begin Entries

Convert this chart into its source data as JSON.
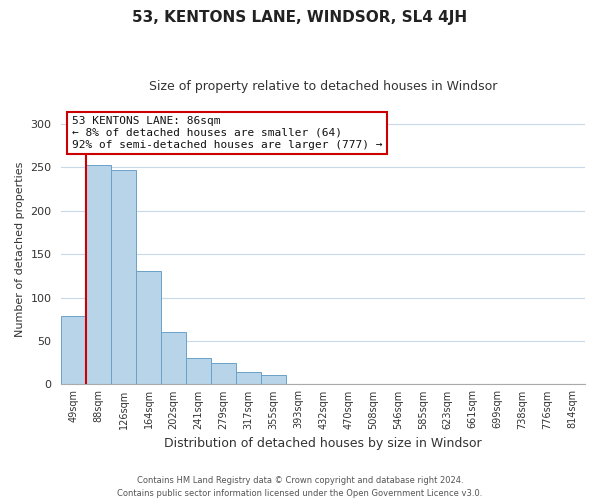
{
  "title": "53, KENTONS LANE, WINDSOR, SL4 4JH",
  "subtitle": "Size of property relative to detached houses in Windsor",
  "xlabel": "Distribution of detached houses by size in Windsor",
  "ylabel": "Number of detached properties",
  "bin_labels": [
    "49sqm",
    "88sqm",
    "126sqm",
    "164sqm",
    "202sqm",
    "241sqm",
    "279sqm",
    "317sqm",
    "355sqm",
    "393sqm",
    "432sqm",
    "470sqm",
    "508sqm",
    "546sqm",
    "585sqm",
    "623sqm",
    "661sqm",
    "699sqm",
    "738sqm",
    "776sqm",
    "814sqm"
  ],
  "bar_heights": [
    79,
    252,
    247,
    131,
    60,
    30,
    25,
    14,
    11,
    0,
    0,
    0,
    0,
    0,
    0,
    0,
    1,
    0,
    0,
    0,
    1
  ],
  "bar_color": "#b8d4e8",
  "bar_edge_color": "#6aa0c8",
  "highlight_line_color": "#cc0000",
  "ylim": [
    0,
    310
  ],
  "yticks": [
    0,
    50,
    100,
    150,
    200,
    250,
    300
  ],
  "annotation_title": "53 KENTONS LANE: 86sqm",
  "annotation_line1": "← 8% of detached houses are smaller (64)",
  "annotation_line2": "92% of semi-detached houses are larger (777) →",
  "annotation_box_color": "#ffffff",
  "annotation_box_edge": "#cc0000",
  "footer_line1": "Contains HM Land Registry data © Crown copyright and database right 2024.",
  "footer_line2": "Contains public sector information licensed under the Open Government Licence v3.0.",
  "background_color": "#ffffff",
  "grid_color": "#c8d8e8",
  "title_fontsize": 11,
  "subtitle_fontsize": 9
}
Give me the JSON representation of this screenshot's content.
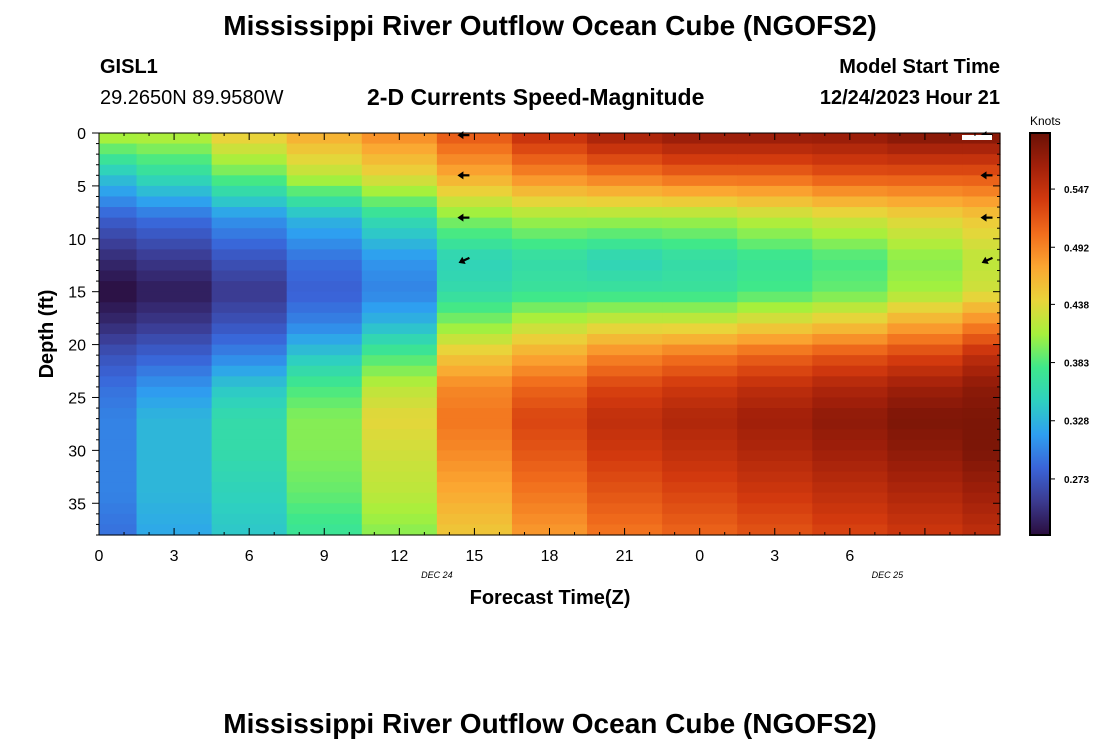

end Entries

> _What the task requires_
Copy the entries exactly. Leave out the images.

> _In response_
Convert this chart into its source data as JSON.
{
  "title": "53, KENTONS LANE, WINDSOR, SL4 4JH",
  "subtitle": "Size of property relative to detached houses in Windsor",
  "xlabel": "Distribution of detached houses by size in Windsor",
  "ylabel": "Number of detached properties",
  "bin_labels": [
    "49sqm",
    "88sqm",
    "126sqm",
    "164sqm",
    "202sqm",
    "241sqm",
    "279sqm",
    "317sqm",
    "355sqm",
    "393sqm",
    "432sqm",
    "470sqm",
    "508sqm",
    "546sqm",
    "585sqm",
    "623sqm",
    "661sqm",
    "699sqm",
    "738sqm",
    "776sqm",
    "814sqm"
  ],
  "bar_heights": [
    79,
    252,
    247,
    131,
    60,
    30,
    25,
    14,
    11,
    0,
    0,
    0,
    0,
    0,
    0,
    0,
    1,
    0,
    0,
    0,
    1
  ],
  "bar_color": "#b8d4e8",
  "bar_edge_color": "#6aa0c8",
  "highlight_line_color": "#cc0000",
  "ylim": [
    0,
    310
  ],
  "yticks": [
    0,
    50,
    100,
    150,
    200,
    250,
    300
  ],
  "annotation_title": "53 KENTONS LANE: 86sqm",
  "annotation_line1": "← 8% of detached houses are smaller (64)",
  "annotation_line2": "92% of semi-detached houses are larger (777) →",
  "annotation_box_color": "#ffffff",
  "annotation_box_edge": "#cc0000",
  "footer_line1": "Contains HM Land Registry data © Crown copyright and database right 2024.",
  "footer_line2": "Contains public sector information licensed under the Open Government Licence v3.0.",
  "background_color": "#ffffff",
  "grid_color": "#c8d8e8",
  "title_fontsize": 11,
  "subtitle_fontsize": 9
}
Give me the JSON representation of this screenshot's content.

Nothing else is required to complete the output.